- Directive -
Quote the listing below in its entirety.

- Rows -
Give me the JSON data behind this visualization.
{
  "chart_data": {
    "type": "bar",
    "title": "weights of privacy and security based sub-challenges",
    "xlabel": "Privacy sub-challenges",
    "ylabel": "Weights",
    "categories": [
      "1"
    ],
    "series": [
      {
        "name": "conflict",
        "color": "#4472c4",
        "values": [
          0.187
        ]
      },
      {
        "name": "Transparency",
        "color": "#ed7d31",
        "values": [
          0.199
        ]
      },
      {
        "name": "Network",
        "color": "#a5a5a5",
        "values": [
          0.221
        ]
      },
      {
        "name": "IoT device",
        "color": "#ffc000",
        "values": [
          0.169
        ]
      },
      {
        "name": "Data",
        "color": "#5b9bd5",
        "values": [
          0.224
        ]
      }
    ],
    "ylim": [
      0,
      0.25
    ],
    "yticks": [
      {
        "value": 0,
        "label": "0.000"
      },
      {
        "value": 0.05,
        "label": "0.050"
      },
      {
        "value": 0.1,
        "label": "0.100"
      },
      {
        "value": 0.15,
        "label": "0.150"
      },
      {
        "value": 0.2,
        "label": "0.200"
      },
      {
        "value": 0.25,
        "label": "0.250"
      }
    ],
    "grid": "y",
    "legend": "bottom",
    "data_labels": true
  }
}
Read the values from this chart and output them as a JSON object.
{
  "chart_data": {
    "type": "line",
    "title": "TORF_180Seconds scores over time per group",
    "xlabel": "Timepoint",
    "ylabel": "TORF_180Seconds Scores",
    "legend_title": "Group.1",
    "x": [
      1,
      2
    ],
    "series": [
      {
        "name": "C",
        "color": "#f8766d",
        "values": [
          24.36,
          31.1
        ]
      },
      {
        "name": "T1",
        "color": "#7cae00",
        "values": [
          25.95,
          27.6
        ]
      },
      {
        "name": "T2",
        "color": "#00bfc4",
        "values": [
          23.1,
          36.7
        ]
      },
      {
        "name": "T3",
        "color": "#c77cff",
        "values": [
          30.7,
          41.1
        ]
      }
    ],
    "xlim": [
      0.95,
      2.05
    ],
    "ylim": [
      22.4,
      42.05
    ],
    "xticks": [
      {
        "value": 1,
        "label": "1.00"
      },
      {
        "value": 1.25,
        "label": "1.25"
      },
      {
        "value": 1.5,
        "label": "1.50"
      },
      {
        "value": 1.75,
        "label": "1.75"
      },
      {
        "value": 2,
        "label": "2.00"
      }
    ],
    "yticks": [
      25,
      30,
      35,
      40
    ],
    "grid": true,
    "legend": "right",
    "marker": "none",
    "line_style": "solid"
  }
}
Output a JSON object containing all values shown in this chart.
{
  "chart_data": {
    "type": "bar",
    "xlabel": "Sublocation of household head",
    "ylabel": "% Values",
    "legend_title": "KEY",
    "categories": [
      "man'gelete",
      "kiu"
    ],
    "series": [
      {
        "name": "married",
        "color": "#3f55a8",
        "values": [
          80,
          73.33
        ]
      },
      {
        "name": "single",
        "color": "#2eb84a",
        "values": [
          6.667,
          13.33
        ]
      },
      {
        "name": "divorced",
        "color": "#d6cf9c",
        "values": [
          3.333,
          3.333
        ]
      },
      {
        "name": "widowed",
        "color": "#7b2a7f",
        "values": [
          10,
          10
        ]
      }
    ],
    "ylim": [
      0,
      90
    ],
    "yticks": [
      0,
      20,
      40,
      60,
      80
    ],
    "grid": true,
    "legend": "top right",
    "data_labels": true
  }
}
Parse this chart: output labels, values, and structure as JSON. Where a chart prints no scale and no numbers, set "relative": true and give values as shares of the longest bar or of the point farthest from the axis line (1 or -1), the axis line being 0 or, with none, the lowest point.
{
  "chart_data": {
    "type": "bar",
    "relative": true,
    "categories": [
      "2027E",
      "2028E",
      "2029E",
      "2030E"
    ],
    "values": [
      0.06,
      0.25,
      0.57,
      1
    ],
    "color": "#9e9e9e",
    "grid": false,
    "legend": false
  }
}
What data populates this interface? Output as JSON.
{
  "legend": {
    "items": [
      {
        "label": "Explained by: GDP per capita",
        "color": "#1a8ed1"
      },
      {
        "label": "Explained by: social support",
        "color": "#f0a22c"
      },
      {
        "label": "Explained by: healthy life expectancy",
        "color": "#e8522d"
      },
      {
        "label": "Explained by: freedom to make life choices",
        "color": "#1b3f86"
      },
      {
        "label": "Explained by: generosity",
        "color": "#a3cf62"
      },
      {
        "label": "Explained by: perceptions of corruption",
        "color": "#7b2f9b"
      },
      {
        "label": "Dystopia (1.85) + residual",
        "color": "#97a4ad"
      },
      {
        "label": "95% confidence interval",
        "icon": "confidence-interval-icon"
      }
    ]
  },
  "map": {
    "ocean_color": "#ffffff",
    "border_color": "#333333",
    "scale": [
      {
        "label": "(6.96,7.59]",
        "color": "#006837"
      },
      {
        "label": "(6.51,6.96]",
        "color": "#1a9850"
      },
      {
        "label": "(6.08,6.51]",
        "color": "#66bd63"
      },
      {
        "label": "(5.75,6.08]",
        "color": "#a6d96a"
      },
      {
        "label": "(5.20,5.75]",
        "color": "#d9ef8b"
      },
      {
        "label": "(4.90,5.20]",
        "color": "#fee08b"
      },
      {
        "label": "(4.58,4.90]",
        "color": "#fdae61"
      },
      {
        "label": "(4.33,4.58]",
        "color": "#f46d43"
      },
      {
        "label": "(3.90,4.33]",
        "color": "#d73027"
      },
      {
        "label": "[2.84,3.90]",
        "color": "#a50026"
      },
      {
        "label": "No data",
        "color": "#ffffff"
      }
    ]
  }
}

- Result of the exercise -
Give me the JSON data behind this visualization.
{
  "chart_data": {
    "type": "bar",
    "title": "weights of privacy and security based sub-challenges",
    "xlabel": "Privacy sub-challenges",
    "ylabel": "Weights",
    "categories": [
      "1"
    ],
    "series": [
      {
        "name": "conflict",
        "color": "#4472c4",
        "values": [
          0.187
        ]
      },
      {
        "name": "Transparency",
        "color": "#ed7d31",
        "values": [
          0.199
        ]
      },
      {
        "name": "Network",
        "color": "#a5a5a5",
        "values": [
          0.221
        ]
      },
      {
        "name": "IoT device",
        "color": "#ffc000",
        "values": [
          0.169
        ]
      },
      {
        "name": "Data",
        "color": "#5b9bd5",
        "values": [
          0.224
        ]
      }
    ],
    "ylim": [
      0,
      0.25
    ],
    "yticks": [
      {
        "value": 0,
        "label": "0.000"
      },
      {
        "value": 0.05,
        "label": "0.050"
      },
      {
        "value": 0.1,
        "label": "0.100"
      },
      {
        "value": 0.15,
        "label": "0.150"
      },
      {
        "value": 0.2,
        "label": "0.200"
      },
      {
        "value": 0.25,
        "label": "0.250"
      }
    ],
    "grid": "y",
    "legend": "bottom",
    "data_labels": true
  }
}
Read the values from this chart and output them as a JSON object.
{
  "chart_data": {
    "type": "line",
    "title": "TORF_180Seconds scores over time per group",
    "xlabel": "Timepoint",
    "ylabel": "TORF_180Seconds Scores",
    "legend_title": "Group.1",
    "x": [
      1,
      2
    ],
    "series": [
      {
        "name": "C",
        "color": "#f8766d",
        "values": [
          24.36,
          31.1
        ]
      },
      {
        "name": "T1",
        "color": "#7cae00",
        "values": [
          25.95,
          27.6
        ]
      },
      {
        "name": "T2",
        "color": "#00bfc4",
        "values": [
          23.1,
          36.7
        ]
      },
      {
        "name": "T3",
        "color": "#c77cff",
        "values": [
          30.7,
          41.1
        ]
      }
    ],
    "xlim": [
      0.95,
      2.05
    ],
    "ylim": [
      22.4,
      42.05
    ],
    "xticks": [
      {
        "value": 1,
        "label": "1.00"
      },
      {
        "value": 1.25,
        "label": "1.25"
      },
      {
        "value": 1.5,
        "label": "1.50"
      },
      {
        "value": 1.75,
        "label": "1.75"
      },
      {
        "value": 2,
        "label": "2.00"
      }
    ],
    "yticks": [
      25,
      30,
      35,
      40
    ],
    "grid": true,
    "legend": "right",
    "marker": "none",
    "line_style": "solid"
  }
}
Output a JSON object containing all values shown in this chart.
{
  "chart_data": {
    "type": "bar",
    "xlabel": "Sublocation of household head",
    "ylabel": "% Values",
    "legend_title": "KEY",
    "categories": [
      "man'gelete",
      "kiu"
    ],
    "series": [
      {
        "name": "married",
        "color": "#3f55a8",
        "values": [
          80,
          73.33
        ]
      },
      {
        "name": "single",
        "color": "#2eb84a",
        "values": [
          6.667,
          13.33
        ]
      },
      {
        "name": "divorced",
        "color": "#d6cf9c",
        "values": [
          3.333,
          3.333
        ]
      },
      {
        "name": "widowed",
        "color": "#7b2a7f",
        "values": [
          10,
          10
        ]
      }
    ],
    "ylim": [
      0,
      90
    ],
    "yticks": [
      0,
      20,
      40,
      60,
      80
    ],
    "grid": true,
    "legend": "top right",
    "data_labels": true
  }
}
Parse this chart: output labels, values, and structure as JSON. Where a chart prints no scale and no numbers, set "relative": true and give values as shares of the longest bar or of the point farthest from the axis line (1 or -1), the axis line being 0 or, with none, the lowest point.
{
  "chart_data": {
    "type": "bar",
    "relative": true,
    "categories": [
      "2027E",
      "2028E",
      "2029E",
      "2030E"
    ],
    "values": [
      0.06,
      0.25,
      0.57,
      1
    ],
    "color": "#9e9e9e",
    "grid": false,
    "legend": false
  }
}
What data populates this interface? Output as JSON.
{
  "legend": {
    "items": [
      {
        "label": "Explained by: GDP per capita",
        "color": "#1a8ed1"
      },
      {
        "label": "Explained by: social support",
        "color": "#f0a22c"
      },
      {
        "label": "Explained by: healthy life expectancy",
        "color": "#e8522d"
      },
      {
        "label": "Explained by: freedom to make life choices",
        "color": "#1b3f86"
      },
      {
        "label": "Explained by: generosity",
        "color": "#a3cf62"
      },
      {
        "label": "Explained by: perceptions of corruption",
        "color": "#7b2f9b"
      },
      {
        "label": "Dystopia (1.85) + residual",
        "color": "#97a4ad"
      },
      {
        "label": "95% confidence interval",
        "icon": "confidence-interval-icon"
      }
    ]
  },
  "map": {
    "ocean_color": "#ffffff",
    "border_color": "#333333",
    "scale": [
      {
        "label": "(6.96,7.59]",
        "color": "#006837"
      },
      {
        "label": "(6.51,6.96]",
        "color": "#1a9850"
      },
      {
        "label": "(6.08,6.51]",
        "color": "#66bd63"
      },
      {
        "label": "(5.75,6.08]",
        "color": "#a6d96a"
      },
      {
        "label": "(5.20,5.75]",
        "color": "#d9ef8b"
      },
      {
        "label": "(4.90,5.20]",
        "color": "#fee08b"
      },
      {
        "label": "(4.58,4.90]",
        "color": "#fdae61"
      },
      {
        "label": "(4.33,4.58]",
        "color": "#f46d43"
      },
      {
        "label": "(3.90,4.33]",
        "color": "#d73027"
      },
      {
        "label": "[2.84,3.90]",
        "color": "#a50026"
      },
      {
        "label": "No data",
        "color": "#ffffff"
      }
    ]
  }
}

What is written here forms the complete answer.